| Problem |
Answer with one number: how many lines hold "Lagerbewegungsliste".

| Provided material |
---*---

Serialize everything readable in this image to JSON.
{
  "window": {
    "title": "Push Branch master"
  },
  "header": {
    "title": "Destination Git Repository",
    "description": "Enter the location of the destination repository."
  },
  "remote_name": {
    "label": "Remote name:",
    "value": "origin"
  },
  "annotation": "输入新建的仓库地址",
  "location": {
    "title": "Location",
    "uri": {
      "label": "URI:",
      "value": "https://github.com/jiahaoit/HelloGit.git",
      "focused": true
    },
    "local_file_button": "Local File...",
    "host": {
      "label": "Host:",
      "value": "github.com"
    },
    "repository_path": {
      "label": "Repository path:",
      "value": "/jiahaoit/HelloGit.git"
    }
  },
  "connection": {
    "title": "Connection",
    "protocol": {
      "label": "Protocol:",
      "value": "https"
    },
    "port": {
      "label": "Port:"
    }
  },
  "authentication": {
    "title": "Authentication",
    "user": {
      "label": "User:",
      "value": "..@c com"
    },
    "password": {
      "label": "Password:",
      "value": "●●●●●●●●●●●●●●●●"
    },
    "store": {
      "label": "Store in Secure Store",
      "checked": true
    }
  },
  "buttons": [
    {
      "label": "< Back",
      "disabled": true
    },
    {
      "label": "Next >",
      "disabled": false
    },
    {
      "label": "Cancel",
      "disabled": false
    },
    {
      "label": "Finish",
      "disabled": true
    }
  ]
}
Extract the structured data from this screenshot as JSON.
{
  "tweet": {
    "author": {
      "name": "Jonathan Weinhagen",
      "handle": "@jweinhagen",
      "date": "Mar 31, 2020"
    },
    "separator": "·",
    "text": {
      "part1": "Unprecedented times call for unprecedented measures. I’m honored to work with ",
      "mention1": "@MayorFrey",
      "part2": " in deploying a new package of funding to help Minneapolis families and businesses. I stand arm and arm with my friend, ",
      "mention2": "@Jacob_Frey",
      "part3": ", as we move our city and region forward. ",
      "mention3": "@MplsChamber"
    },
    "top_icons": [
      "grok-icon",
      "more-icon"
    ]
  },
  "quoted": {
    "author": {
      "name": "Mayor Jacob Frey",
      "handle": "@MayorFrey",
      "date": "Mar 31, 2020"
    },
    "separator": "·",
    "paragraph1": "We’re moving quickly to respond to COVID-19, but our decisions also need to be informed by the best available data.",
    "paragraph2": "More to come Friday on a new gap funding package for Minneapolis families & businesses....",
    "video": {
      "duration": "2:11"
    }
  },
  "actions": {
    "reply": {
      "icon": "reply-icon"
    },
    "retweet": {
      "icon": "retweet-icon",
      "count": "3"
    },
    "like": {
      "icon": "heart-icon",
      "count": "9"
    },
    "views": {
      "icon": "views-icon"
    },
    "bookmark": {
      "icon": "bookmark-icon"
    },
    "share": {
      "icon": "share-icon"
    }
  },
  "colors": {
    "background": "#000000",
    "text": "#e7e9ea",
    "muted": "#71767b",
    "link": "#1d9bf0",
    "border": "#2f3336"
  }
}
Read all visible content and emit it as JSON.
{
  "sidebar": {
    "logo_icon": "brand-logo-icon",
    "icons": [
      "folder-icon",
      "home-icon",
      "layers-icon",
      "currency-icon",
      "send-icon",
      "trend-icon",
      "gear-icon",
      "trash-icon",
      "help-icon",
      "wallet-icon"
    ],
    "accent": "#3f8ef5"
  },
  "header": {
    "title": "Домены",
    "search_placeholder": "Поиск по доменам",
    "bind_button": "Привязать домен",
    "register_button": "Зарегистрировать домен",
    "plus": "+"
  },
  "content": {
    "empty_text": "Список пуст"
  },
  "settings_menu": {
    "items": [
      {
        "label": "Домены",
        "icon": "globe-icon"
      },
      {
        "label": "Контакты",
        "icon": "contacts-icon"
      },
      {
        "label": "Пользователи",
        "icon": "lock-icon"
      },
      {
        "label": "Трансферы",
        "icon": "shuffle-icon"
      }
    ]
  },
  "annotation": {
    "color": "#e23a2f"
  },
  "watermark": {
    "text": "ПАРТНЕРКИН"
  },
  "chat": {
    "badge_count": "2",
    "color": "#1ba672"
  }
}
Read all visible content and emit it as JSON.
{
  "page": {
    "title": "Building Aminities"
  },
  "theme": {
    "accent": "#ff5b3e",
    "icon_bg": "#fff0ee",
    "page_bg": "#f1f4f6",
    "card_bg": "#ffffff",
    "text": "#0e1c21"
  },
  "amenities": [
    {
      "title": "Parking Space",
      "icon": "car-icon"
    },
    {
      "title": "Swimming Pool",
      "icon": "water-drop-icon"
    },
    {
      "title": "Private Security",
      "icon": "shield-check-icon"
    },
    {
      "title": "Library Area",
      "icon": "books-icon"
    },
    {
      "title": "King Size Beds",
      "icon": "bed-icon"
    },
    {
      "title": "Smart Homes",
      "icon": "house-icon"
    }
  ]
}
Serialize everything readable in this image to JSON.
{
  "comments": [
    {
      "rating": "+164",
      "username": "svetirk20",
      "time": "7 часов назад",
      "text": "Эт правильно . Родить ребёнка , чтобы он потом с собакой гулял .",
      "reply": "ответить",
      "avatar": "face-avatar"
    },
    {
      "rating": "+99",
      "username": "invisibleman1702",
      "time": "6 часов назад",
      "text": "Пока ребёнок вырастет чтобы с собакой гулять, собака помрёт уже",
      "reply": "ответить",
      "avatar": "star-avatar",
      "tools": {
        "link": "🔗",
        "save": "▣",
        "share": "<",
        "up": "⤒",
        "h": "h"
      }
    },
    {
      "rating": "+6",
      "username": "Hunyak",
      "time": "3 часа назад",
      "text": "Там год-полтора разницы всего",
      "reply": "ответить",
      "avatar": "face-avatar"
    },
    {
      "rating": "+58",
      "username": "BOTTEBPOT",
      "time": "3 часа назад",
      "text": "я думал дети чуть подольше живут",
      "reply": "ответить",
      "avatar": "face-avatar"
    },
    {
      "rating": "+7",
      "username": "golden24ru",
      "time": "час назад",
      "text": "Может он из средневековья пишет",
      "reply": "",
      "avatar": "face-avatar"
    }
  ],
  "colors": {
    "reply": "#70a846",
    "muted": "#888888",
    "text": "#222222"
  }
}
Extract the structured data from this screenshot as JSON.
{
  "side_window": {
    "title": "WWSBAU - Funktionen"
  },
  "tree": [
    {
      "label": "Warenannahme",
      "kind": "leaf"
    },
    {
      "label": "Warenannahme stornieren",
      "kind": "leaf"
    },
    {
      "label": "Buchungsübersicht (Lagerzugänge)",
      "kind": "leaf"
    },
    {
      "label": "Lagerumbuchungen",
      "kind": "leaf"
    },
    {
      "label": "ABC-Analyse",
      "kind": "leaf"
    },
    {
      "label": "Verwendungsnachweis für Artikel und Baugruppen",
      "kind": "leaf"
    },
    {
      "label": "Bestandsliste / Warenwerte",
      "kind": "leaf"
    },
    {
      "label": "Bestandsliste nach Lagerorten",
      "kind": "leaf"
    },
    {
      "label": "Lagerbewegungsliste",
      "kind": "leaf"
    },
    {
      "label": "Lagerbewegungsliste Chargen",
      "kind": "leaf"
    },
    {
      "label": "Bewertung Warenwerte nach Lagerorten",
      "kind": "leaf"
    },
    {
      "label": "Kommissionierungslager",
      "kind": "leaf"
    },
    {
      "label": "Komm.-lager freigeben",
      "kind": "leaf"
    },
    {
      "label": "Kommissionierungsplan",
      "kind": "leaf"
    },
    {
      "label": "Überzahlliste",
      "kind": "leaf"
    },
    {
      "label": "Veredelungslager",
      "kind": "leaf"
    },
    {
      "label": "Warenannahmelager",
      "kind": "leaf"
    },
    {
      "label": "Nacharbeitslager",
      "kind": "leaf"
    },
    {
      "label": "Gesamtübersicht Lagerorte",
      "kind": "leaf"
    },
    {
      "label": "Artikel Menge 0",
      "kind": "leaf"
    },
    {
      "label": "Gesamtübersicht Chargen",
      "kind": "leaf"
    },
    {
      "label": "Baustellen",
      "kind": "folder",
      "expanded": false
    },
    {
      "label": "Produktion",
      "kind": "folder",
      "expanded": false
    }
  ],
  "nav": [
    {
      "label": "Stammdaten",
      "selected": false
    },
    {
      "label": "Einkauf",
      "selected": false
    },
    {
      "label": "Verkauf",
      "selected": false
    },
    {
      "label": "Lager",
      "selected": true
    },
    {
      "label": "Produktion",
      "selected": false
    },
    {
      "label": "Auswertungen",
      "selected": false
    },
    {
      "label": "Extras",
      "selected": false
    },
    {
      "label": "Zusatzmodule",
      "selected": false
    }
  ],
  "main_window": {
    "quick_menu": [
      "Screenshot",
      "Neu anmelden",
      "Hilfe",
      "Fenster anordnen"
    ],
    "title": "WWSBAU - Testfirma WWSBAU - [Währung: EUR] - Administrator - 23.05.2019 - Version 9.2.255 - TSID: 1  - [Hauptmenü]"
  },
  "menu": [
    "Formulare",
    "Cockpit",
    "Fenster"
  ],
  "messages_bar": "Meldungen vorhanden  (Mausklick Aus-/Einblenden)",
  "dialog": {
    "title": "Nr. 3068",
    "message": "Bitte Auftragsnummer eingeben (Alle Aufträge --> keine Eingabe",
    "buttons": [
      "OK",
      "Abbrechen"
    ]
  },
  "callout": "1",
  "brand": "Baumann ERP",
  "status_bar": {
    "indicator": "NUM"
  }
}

---*---

| Answer |
2